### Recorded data
+--

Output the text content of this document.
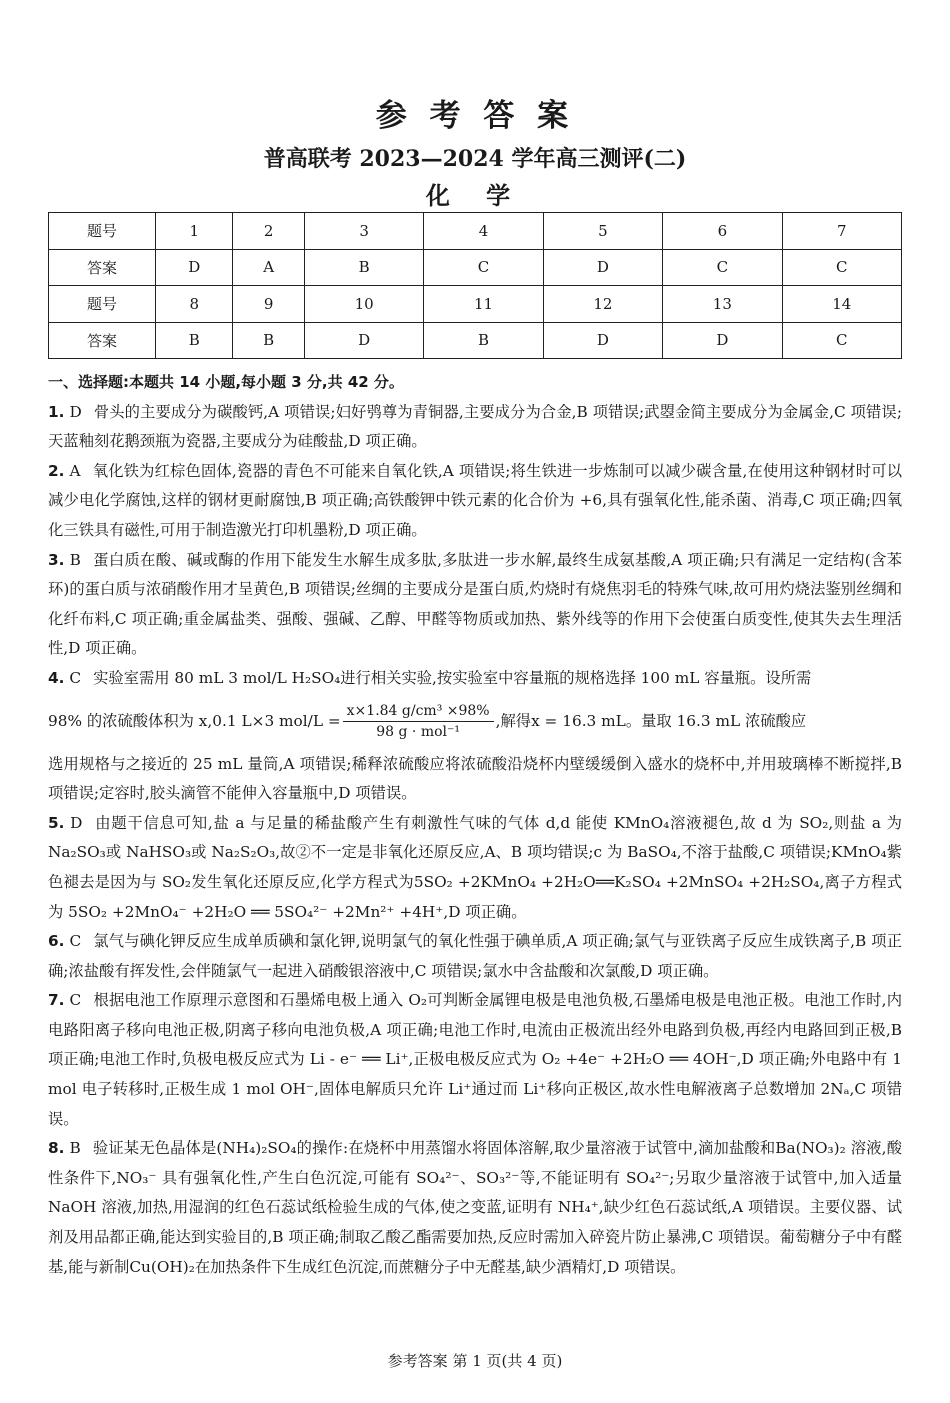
参 考 答 案
普高联考 2023—2024 学年高三测评(二)
化 学
题号	1	2	3	4	5	6	7
答案	D	A	B	C	D	C	C
题号	8	9	10	11	12	13	14
答案	B	B	D	B	D	D	C

一、选择题:本题共 14 小题,每小题 3 分,共 42 分。

1. D 骨头的主要成分为碳酸钙,A 项错误;妇好鸮尊为青铜器,主要成分为合金,B 项错误;武曌金简主要成分为金属金,C 项错误;天蓝釉刻花鹅颈瓶为瓷器,主要成分为硅酸盐,D 项正确。

2. A 氧化铁为红棕色固体,瓷器的青色不可能来自氧化铁,A 项错误;将生铁进一步炼制可以减少碳含量,在使用这种钢材时可以减少电化学腐蚀,这样的钢材更耐腐蚀,B 项正确;高铁酸钾中铁元素的化合价为 +6,具有强氧化性,能杀菌、消毒,C 项正确;四氧化三铁具有磁性,可用于制造激光打印机墨粉,D 项正确。

3. B 蛋白质在酸、碱或酶的作用下能发生水解生成多肽,多肽进一步水解,最终生成氨基酸,A 项正确;只有满足一定结构(含苯环)的蛋白质与浓硝酸作用才呈黄色,B 项错误;丝绸的主要成分是蛋白质,灼烧时有烧焦羽毛的特殊气味,故可用灼烧法鉴别丝绸和化纤布料,C 项正确;重金属盐类、强酸、强碱、乙醇、甲醛等物质或加热、紫外线等的作用下会使蛋白质变性,使其失去生理活性,D 项正确。

4. C 实验室需用 80 mL 3 mol/L H₂SO₄进行相关实验,按实验室中容量瓶的规格选择 100 mL 容量瓶。设所需

98% 的浓硫酸体积为 x,0.1 L×3 $mol/L = \frac{\text{x×1.84 g/cm³ ×98\%}}{\text{98 g · mol⁻¹}}$ ,解得x = 16.3 mL。量取 16.3 mL 浓硫酸应

选用规格与之接近的 25 mL 量筒,A 项错误;稀释浓硫酸应将浓硫酸沿烧杯内壁缓缓倒入盛水的烧杯中,并用玻璃棒不断搅拌,B 项错误;定容时,胶头滴管不能伸入容量瓶中,D 项错误。

5. D 由题干信息可知,盐 a 与足量的稀盐酸产生有刺激性气味的气体 d,d 能使 KMnO₄溶液褪色,故 d 为 SO₂,则盐 a 为 Na₂SO₃或 NaHSO₃或 Na₂S₂O₃,故②不一定是非氧化还原反应,A、B 项均错误;c 为 BaSO₄,不溶于盐酸,C 项错误;KMnO₄紫色褪去是因为与 SO₂发生氧化还原反应,化学方程式为5SO₂ +2KMnO₄ +2H₂O══K₂SO₄ +2MnSO₄ +2H₂SO₄,离子方程式为 5SO₂ +2MnO₄⁻ +2H₂O ══ 5SO₄²⁻ +2Mn²⁺ +4H⁺,D 项正确。

6. C 氯气与碘化钾反应生成单质碘和氯化钾,说明氯气的氧化性强于碘单质,A 项正确;氯气与亚铁离子反应生成铁离子,B 项正确;浓盐酸有挥发性,会伴随氯气一起进入硝酸银溶液中,C 项错误;氯水中含盐酸和次氯酸,D 项正确。

7. C 根据电池工作原理示意图和石墨烯电极上通入 O₂可判断金属锂电极是电池负极,石墨烯电极是电池正极。电池工作时,内电路阳离子移向电池正极,阴离子移向电池负极,A 项正确;电池工作时,电流由正极流出经外电路到负极,再经内电路回到正极,B 项正确;电池工作时,负极电极反应式为 Li - e⁻ ══ Li⁺,正极电极反应式为 O₂ +4e⁻ +2H₂O ══ 4OH⁻,D 项正确;外电路中有 1 mol 电子转移时,正极生成 1 mol OH⁻,固体电解质只允许 Li⁺通过而 Li⁺移向正极区,故水性电解液离子总数增加 2Nₐ,C 项错误。

8. B 验证某无色晶体是(NH₄)₂SO₄的操作:在烧杯中用蒸馏水将固体溶解,取少量溶液于试管中,滴加盐酸和Ba(NO₃)₂ 溶液,酸性条件下,NO₃⁻ 具有强氧化性,产生白色沉淀,可能有 SO₄²⁻、SO₃²⁻等,不能证明有 SO₄²⁻;另取少量溶液于试管中,加入适量 NaOH 溶液,加热,用湿润的红色石蕊试纸检验生成的气体,使之变蓝,证明有 NH₄⁺,缺少红色石蕊试纸,A 项错误。主要仪器、试剂及用品都正确,能达到实验目的,B 项正确;制取乙酸乙酯需要加热,反应时需加入碎瓷片防止暴沸,C 项错误。葡萄糖分子中有醛基,能与新制Cu(OH)₂在加热条件下生成红色沉淀,而蔗糖分子中无醛基,缺少酒精灯,D 项错误。

参考答案 第 1 页(共 4 页)
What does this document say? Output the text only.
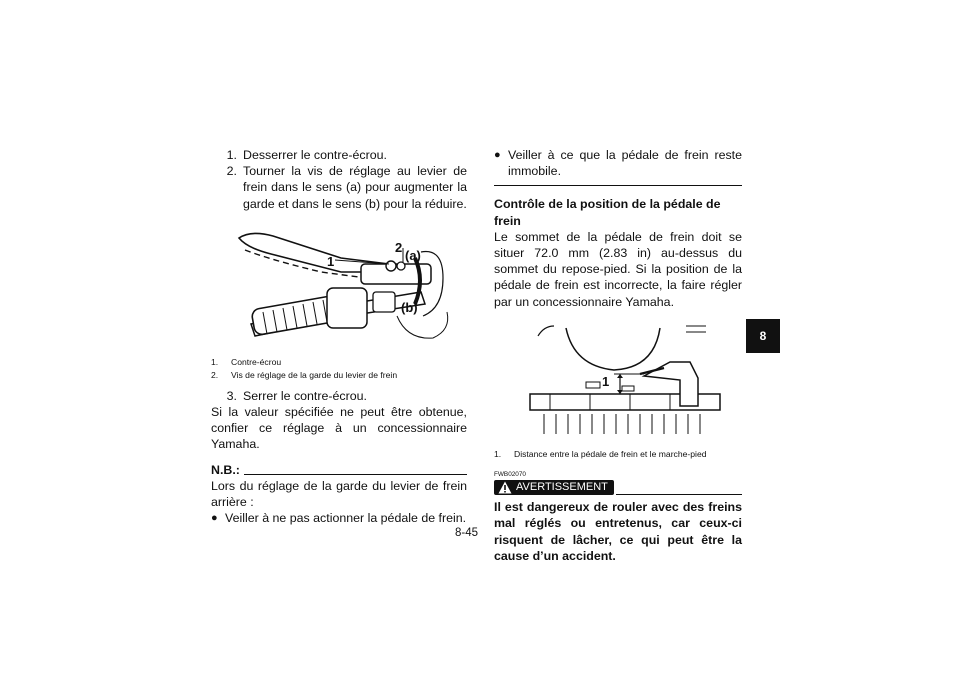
1. Desserrer le contre-écrou.
2. Tourner la vis de réglage au levier de frein dans le sens (a) pour augmenter la garde et dans le sens (b) pour la réduire.
1
2
(a)
(b)
1.	Contre-écrou
2.	Vis de réglage de la garde du levier de frein
3. Serrer le contre-écrou.

Si la valeur spécifiée ne peut être obtenue, confier ce réglage à un concessionnaire Yamaha.

N.B.:

Lors du réglage de la garde du levier de frein arrière :

● Veiller à ne pas actionner la pédale de frein.
● Veiller à ce que la pédale de frein reste immobile.
Contrôle de la position de la pédale de frein

Le sommet de la pédale de frein doit se situer 72.0 mm (2.83 in) au-dessus du sommet du repose-pied. Si la position de la pédale de frein est incorrecte, la faire régler par un concessionnaire Yamaha.

1
1.	Distance entre la pédale de frein et le marche-pied
FWB02070
AVERTISSEMENT

Il est dangereux de rouler avec des freins mal réglés ou entretenus, car ceux-ci risquent de lâcher, ce qui peut être la cause d’un accident.

8
8-45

+--

### THE EXERCISE
Go through the data above and find the lines with the word "réglage". Copy each of those lines.

### PROBLEM SOLUTION
2. Tourner la vis de réglage au levier de frein dans le sens (a) pour augmenter la garde et dans le sens (b) pour la réduire.
2.	Vis de réglage de la garde du levier de frein
Si la valeur spécifiée ne peut être obtenue, confier ce réglage à un concessionnaire Yamaha.
Lors du réglage de la garde du levier de frein arrière :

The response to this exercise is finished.